◆ YOUR INSTRUCTIONS ◆
Return all lines with the word "填在括号中" in them.

◆ DATA FOR THE TASK ◆
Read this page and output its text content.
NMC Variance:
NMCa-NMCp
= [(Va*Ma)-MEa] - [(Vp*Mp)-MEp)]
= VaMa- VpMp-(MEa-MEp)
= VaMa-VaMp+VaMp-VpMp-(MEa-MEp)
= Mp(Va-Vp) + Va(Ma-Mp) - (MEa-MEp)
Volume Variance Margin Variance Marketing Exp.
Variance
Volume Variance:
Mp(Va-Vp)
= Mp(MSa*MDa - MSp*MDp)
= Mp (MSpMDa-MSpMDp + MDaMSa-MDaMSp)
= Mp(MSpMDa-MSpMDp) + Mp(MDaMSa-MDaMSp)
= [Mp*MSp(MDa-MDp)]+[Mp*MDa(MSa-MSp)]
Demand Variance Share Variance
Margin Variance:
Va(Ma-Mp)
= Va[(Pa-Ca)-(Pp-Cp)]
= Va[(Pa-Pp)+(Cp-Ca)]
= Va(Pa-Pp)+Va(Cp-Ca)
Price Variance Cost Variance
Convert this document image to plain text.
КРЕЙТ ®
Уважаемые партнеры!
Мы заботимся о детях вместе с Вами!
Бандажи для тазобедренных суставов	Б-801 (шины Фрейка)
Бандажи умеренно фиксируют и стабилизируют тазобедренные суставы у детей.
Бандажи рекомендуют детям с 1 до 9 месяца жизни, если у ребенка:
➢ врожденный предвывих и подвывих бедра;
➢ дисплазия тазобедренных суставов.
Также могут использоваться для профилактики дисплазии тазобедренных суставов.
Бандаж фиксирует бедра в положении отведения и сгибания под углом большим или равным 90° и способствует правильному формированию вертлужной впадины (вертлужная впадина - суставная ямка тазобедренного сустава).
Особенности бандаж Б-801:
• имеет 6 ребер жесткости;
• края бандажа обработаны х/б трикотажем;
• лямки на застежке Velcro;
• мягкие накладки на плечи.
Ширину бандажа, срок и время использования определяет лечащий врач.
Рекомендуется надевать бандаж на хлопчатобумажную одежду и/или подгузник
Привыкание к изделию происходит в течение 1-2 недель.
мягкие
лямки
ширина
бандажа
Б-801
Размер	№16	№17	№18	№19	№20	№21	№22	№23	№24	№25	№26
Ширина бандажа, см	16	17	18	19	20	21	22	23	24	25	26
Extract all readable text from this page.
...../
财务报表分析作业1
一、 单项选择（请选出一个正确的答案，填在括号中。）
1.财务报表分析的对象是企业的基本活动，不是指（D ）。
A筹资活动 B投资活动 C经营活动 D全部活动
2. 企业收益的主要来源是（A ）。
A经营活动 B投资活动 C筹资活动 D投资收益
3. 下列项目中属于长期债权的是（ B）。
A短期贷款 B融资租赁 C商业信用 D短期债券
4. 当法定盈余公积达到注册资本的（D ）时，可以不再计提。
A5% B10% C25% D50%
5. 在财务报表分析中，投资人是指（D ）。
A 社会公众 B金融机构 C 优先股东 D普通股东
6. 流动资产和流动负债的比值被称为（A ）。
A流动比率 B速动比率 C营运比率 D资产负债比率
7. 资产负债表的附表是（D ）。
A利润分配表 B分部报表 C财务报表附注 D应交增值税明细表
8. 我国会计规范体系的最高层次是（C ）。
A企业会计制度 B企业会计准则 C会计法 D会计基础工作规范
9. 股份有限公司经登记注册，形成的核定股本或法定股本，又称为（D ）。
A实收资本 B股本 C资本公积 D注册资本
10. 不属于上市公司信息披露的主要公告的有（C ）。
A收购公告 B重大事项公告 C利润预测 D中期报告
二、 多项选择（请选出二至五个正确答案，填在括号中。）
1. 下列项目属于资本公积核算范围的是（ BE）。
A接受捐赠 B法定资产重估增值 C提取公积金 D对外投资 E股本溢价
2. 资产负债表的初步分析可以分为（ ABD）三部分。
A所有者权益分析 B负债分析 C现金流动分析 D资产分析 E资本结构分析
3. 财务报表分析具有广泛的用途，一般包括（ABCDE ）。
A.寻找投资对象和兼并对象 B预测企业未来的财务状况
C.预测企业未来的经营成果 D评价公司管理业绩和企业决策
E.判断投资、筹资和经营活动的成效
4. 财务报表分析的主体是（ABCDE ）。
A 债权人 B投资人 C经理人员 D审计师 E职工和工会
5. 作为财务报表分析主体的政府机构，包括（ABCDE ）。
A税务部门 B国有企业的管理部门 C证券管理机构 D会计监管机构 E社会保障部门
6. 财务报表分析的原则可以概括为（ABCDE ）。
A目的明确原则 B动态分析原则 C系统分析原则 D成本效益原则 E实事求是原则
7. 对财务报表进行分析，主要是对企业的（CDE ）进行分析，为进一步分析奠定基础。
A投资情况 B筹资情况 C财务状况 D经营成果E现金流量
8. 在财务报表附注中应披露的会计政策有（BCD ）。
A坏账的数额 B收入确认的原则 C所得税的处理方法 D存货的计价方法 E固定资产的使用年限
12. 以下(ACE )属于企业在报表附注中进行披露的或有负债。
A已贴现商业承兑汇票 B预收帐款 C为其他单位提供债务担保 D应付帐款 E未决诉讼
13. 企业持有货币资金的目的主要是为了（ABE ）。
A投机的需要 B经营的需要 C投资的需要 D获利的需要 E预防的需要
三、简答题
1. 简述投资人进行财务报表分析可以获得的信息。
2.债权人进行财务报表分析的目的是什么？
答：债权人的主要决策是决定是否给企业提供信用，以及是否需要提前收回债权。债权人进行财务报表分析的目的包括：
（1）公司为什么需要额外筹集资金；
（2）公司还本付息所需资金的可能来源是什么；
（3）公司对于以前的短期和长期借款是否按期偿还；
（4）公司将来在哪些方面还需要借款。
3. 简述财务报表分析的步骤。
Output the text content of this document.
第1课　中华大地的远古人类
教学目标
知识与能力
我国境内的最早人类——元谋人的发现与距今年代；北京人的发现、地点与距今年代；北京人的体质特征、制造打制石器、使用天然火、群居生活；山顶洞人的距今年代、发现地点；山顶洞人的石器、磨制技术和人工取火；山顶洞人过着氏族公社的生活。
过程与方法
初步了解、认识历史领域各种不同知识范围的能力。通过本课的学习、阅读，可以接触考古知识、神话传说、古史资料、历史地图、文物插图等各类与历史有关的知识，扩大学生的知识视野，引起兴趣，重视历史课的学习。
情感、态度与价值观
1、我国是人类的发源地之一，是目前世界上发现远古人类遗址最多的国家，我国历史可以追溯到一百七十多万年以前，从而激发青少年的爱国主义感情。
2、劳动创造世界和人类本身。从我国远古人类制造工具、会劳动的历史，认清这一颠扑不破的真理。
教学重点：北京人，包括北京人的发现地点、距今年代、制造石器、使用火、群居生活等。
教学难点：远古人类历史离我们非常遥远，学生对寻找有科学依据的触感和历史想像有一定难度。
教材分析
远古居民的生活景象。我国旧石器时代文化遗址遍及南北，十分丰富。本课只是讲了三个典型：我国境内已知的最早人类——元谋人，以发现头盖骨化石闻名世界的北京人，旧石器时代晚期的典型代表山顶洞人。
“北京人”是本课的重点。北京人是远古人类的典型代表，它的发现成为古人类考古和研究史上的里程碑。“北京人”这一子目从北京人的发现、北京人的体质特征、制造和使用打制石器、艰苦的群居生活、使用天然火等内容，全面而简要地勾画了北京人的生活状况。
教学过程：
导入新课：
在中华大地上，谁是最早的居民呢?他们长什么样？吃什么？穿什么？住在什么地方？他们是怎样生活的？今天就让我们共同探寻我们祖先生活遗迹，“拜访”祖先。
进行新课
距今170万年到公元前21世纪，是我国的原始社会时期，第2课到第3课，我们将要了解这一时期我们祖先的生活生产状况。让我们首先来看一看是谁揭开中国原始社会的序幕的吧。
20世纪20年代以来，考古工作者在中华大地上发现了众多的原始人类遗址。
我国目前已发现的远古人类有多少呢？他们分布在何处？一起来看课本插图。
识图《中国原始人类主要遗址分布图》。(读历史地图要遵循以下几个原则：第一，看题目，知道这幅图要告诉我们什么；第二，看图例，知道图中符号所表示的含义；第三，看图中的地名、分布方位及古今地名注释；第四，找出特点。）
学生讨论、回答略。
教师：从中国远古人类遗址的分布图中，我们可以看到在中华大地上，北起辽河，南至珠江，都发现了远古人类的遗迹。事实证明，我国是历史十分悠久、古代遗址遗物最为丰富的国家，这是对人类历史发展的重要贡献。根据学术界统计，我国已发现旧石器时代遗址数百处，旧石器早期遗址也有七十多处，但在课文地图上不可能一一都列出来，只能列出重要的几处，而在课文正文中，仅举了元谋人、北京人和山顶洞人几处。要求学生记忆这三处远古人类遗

◆ CORRECT OUTPUT ◆
一、 单项选择（请选出一个正确的答案，填在括号中。）
二、 多项选择（请选出二至五个正确答案，填在括号中。）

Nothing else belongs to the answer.